PROBLEM DETAILS
List, from the lines below, each one with "label" in it.

Stored data:
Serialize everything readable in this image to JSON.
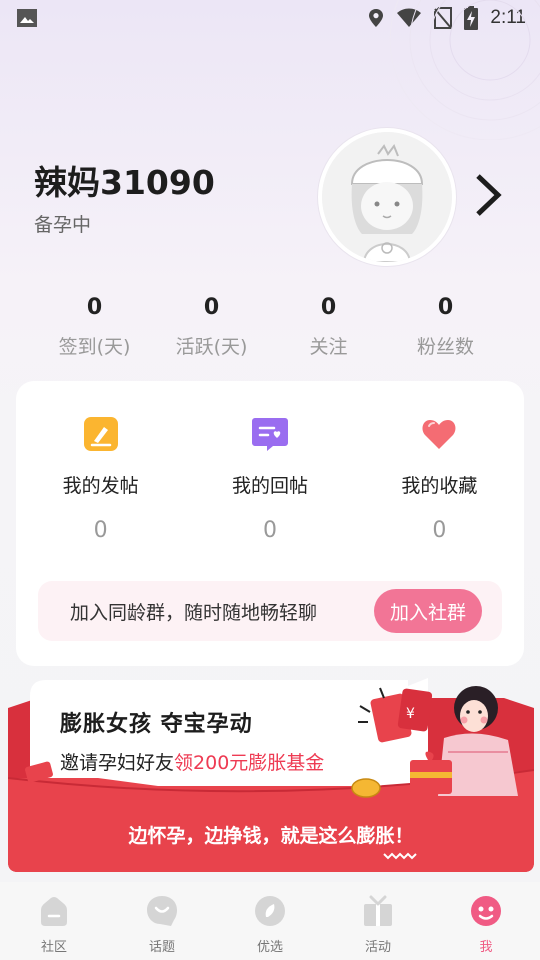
{
  "status_bar": {
    "time": "2:11",
    "icons": [
      "image-icon",
      "location-icon",
      "wifi-icon",
      "no-sim-icon",
      "battery-charging-icon"
    ]
  },
  "profile": {
    "username": "辣妈31090",
    "status": "备孕中",
    "avatar": "avatar-icon"
  },
  "stats": [
    {
      "value": "0",
      "label": "签到(天)"
    },
    {
      "value": "0",
      "label": "活跃(天)"
    },
    {
      "value": "0",
      "label": "关注"
    },
    {
      "value": "0",
      "label": "粉丝数"
    }
  ],
  "features": [
    {
      "label": "我的发帖",
      "count": "0",
      "icon": "post-icon",
      "color": "#fbb530"
    },
    {
      "label": "我的回帖",
      "count": "0",
      "icon": "reply-icon",
      "color": "#9a6df0"
    },
    {
      "label": "我的收藏",
      "count": "0",
      "icon": "heart-icon",
      "color": "#f46c73"
    }
  ],
  "group_banner": {
    "text": "加入同龄群，随时随地畅轻聊",
    "button": "加入社群"
  },
  "promo": {
    "title": "膨胀女孩  夺宝孕动",
    "subtitle_prefix": "邀请孕妇好友",
    "subtitle_highlight": "领200元膨胀基金",
    "slogan": "边怀孕，边挣钱，就是这么膨胀！",
    "accent": "#ee3b53"
  },
  "tabs": [
    {
      "label": "社区",
      "icon": "home-icon"
    },
    {
      "label": "话题",
      "icon": "smile-icon"
    },
    {
      "label": "优选",
      "icon": "leaf-icon"
    },
    {
      "label": "活动",
      "icon": "gift-icon"
    },
    {
      "label": "我",
      "icon": "face-icon",
      "active": true
    }
  ]
}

SOLUTION FOR THIS TASK
      "label": "签到(天)"
      "label": "活跃(天)"
      "label": "关注"
      "label": "粉丝数"
      "label": "我的发帖",
      "label": "我的回帖",
      "label": "我的收藏",
      "label": "社区",
      "label": "话题",
      "label": "优选",
      "label": "活动",
      "label": "我",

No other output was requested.